_PROBLEM DETAILS_
The exercise asks you to copy every line below in which "Overhead" appears.

Extracted data entries:
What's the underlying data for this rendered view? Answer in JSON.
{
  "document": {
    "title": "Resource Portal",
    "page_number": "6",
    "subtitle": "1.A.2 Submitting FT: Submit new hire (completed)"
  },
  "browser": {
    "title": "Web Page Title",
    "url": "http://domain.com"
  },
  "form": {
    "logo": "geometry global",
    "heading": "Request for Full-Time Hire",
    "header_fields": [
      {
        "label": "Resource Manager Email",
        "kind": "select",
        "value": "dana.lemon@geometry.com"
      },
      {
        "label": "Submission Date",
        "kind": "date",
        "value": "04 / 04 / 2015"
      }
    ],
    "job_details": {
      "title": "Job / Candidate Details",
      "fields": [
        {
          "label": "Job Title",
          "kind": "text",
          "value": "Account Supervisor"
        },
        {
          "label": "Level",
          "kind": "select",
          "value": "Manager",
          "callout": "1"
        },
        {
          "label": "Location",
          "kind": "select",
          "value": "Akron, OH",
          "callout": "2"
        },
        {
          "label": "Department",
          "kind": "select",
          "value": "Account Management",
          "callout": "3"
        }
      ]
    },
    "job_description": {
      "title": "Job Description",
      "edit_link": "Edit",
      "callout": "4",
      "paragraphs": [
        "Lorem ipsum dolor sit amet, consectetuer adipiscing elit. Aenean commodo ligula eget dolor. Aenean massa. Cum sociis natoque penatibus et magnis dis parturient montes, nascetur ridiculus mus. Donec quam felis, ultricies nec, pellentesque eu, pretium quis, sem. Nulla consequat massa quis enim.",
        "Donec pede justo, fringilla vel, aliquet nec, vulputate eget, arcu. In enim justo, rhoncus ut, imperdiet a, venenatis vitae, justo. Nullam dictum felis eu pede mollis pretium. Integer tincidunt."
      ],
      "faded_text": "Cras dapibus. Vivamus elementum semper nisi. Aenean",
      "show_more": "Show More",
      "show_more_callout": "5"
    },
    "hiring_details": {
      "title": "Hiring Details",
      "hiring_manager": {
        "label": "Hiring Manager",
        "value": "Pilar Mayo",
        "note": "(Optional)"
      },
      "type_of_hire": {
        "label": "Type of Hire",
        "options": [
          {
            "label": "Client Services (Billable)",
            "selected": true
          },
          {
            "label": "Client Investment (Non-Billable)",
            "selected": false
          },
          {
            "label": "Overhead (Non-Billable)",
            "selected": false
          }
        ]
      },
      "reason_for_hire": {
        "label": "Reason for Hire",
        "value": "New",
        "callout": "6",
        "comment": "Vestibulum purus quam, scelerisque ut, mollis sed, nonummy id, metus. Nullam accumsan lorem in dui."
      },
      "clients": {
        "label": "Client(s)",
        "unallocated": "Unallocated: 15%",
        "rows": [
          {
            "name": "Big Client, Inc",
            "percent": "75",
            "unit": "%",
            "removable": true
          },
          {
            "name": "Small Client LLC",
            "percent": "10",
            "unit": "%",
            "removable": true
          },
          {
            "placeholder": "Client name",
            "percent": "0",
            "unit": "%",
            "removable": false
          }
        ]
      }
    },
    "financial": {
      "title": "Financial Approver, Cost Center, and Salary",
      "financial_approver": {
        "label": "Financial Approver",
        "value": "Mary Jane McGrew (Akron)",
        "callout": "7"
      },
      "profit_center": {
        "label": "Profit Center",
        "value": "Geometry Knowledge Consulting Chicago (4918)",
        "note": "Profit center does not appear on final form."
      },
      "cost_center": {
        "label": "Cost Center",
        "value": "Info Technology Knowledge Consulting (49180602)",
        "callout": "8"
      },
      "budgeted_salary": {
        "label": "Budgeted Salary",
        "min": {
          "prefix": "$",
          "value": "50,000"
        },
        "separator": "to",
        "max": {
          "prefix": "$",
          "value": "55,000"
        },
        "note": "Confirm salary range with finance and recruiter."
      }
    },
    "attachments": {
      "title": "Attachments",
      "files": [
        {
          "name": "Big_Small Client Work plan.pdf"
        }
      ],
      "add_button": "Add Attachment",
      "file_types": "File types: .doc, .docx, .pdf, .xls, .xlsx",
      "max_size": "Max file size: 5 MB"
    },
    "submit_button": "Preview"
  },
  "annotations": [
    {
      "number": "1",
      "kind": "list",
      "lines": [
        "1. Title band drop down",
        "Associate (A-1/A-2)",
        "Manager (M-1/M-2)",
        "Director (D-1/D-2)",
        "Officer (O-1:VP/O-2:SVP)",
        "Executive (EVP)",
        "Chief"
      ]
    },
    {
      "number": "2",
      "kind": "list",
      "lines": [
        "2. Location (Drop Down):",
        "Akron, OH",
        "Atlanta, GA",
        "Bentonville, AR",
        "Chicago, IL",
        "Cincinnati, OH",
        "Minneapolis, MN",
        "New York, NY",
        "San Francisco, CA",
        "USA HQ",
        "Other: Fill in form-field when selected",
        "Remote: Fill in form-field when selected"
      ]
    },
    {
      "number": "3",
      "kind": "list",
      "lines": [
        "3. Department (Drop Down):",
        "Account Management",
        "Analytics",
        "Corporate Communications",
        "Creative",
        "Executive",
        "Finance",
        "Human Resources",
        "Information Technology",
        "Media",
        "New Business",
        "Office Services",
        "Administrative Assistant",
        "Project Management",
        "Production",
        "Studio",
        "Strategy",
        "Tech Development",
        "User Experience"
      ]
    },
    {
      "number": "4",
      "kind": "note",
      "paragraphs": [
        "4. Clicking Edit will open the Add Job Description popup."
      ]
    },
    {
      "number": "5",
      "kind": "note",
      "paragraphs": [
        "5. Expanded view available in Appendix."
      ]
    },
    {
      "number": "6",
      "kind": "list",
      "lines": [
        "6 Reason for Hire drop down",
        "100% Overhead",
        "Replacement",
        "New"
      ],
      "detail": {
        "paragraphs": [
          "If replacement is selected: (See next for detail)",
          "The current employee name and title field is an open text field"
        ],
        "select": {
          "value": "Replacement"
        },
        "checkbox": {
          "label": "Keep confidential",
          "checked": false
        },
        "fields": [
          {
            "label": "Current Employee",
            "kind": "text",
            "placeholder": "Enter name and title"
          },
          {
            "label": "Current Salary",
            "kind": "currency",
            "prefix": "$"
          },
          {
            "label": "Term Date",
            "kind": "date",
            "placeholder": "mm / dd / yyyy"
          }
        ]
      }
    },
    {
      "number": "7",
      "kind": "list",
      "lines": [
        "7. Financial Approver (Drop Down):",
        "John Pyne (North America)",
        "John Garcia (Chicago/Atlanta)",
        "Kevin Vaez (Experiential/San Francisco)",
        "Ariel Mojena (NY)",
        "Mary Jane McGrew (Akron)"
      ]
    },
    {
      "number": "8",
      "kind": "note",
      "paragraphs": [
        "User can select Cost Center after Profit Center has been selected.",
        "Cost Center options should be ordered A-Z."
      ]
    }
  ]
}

_REPLY_
            "label": "Overhead (Non-Billable)",
        "100% Overhead",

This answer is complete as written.